- REQUIRED ACTION 1
Copy the passage in the higher education statistics text from "Pupil Teacher Ratio" up to and including "staff is 33.", word for word.
- REQUIRED ACTION 2
Resume the higher education statistics text right after its final sentence and continue writing it.

Pupil Teacher Ratio (PTR) in Universities and Colleges is 24. Among non‐teaching staff, the share of Group‐C is the highest with 39%, while Group‐D seconds it with 33 %. Group‐A and Group‐B comprise of 14 and 16 per cent non‐teaching posts respectively.
The average number of females per 100 male non‐teaching staff is 33.
21,544 students were awarded Ph.D level degree during 2011 with 13748 males and 7796 females.
B.A. degree has been awarded to maximum number of students. B.Com. is the second highest followed by B.Sc. (6.75 Lakh).
At Post Graduate level M.A. pass number of students is maximum followed by M.B.A. and M.Sc.
The highest number of students (22.7 lakh) has been graduated in Arts/Humanities/ Social Sciences courses.

- SUPPLIED RECORDS
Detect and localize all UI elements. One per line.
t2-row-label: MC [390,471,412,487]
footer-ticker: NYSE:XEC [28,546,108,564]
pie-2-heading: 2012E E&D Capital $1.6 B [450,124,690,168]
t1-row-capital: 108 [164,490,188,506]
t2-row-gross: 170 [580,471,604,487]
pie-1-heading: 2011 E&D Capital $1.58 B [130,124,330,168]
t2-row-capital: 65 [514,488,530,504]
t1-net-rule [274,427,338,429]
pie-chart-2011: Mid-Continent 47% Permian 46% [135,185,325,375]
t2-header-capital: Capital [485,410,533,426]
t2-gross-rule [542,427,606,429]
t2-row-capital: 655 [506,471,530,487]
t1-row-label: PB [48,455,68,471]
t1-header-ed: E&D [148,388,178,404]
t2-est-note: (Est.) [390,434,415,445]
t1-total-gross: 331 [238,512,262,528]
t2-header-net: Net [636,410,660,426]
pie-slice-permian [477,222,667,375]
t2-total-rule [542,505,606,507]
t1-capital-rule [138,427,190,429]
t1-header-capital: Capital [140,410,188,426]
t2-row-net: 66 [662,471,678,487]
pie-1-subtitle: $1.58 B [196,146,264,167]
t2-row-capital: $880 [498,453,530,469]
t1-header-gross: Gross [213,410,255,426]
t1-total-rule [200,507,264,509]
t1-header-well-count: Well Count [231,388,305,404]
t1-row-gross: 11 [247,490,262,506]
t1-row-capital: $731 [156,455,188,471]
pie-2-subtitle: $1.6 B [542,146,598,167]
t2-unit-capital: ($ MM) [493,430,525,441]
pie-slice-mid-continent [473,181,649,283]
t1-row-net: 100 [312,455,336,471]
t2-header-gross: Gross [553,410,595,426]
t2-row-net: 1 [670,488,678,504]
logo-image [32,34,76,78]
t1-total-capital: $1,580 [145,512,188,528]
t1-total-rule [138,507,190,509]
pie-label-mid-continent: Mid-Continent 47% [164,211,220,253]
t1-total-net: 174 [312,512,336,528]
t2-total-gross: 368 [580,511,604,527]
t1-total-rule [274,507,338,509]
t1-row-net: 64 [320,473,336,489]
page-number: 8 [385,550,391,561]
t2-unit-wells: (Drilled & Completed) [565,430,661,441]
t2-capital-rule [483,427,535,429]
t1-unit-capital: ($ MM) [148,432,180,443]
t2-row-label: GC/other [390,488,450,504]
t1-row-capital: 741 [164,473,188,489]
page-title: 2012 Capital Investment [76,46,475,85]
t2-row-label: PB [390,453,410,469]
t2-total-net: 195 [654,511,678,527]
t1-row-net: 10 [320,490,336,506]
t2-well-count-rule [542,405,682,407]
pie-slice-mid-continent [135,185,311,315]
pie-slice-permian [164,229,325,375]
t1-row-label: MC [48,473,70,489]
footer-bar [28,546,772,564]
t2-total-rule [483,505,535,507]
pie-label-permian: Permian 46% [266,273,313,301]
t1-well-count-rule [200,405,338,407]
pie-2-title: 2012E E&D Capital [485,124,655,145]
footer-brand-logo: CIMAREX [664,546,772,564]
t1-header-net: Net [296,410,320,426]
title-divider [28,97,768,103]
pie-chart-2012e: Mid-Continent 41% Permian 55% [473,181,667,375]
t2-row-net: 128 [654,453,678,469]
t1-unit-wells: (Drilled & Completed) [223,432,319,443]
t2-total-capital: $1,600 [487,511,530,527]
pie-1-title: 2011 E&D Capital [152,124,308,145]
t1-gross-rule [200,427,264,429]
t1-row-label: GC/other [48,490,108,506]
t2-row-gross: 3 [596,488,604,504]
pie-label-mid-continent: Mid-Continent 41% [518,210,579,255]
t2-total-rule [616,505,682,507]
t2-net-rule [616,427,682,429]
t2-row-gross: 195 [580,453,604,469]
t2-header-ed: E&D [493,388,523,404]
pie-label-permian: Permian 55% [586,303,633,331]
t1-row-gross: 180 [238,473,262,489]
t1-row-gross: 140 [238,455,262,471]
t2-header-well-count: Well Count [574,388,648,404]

- EXERCISE RESULT 1
Pupil Teacher Ratio (PTR) in Universities and Colleges is 24. Among non‐teaching staff, the share of Group‐C is the highest with 39%, while Group‐D seconds it with 33 %. Group‐A and Group‐B comprise of 14 and 16 per cent non‐teaching posts respectively.
The average number of females per 100 male non‐teaching staff is 33.

- EXERCISE RESULT 2
At Ph.D level, maximum numbers of students out‐turn is in Science stream followed by Social Science. On the other hand at PG level maximum students out‐turn is observed in Social Science stream and Science comes at number two. In Institutes of National Importance and Government deemed universities share of Ph.D. students are large.
Share of female students is lowest in Institutions of National Importance followed by Government Deemed Universities and State Private Universities. Among the major states, Andhra Pradesh has more than 80% Private‐unaided colleges and
Tamil Nadu has 76.8% Colleges. whereas, Bihar has only 6% and Assam 9.4% Private‐unaided colleges.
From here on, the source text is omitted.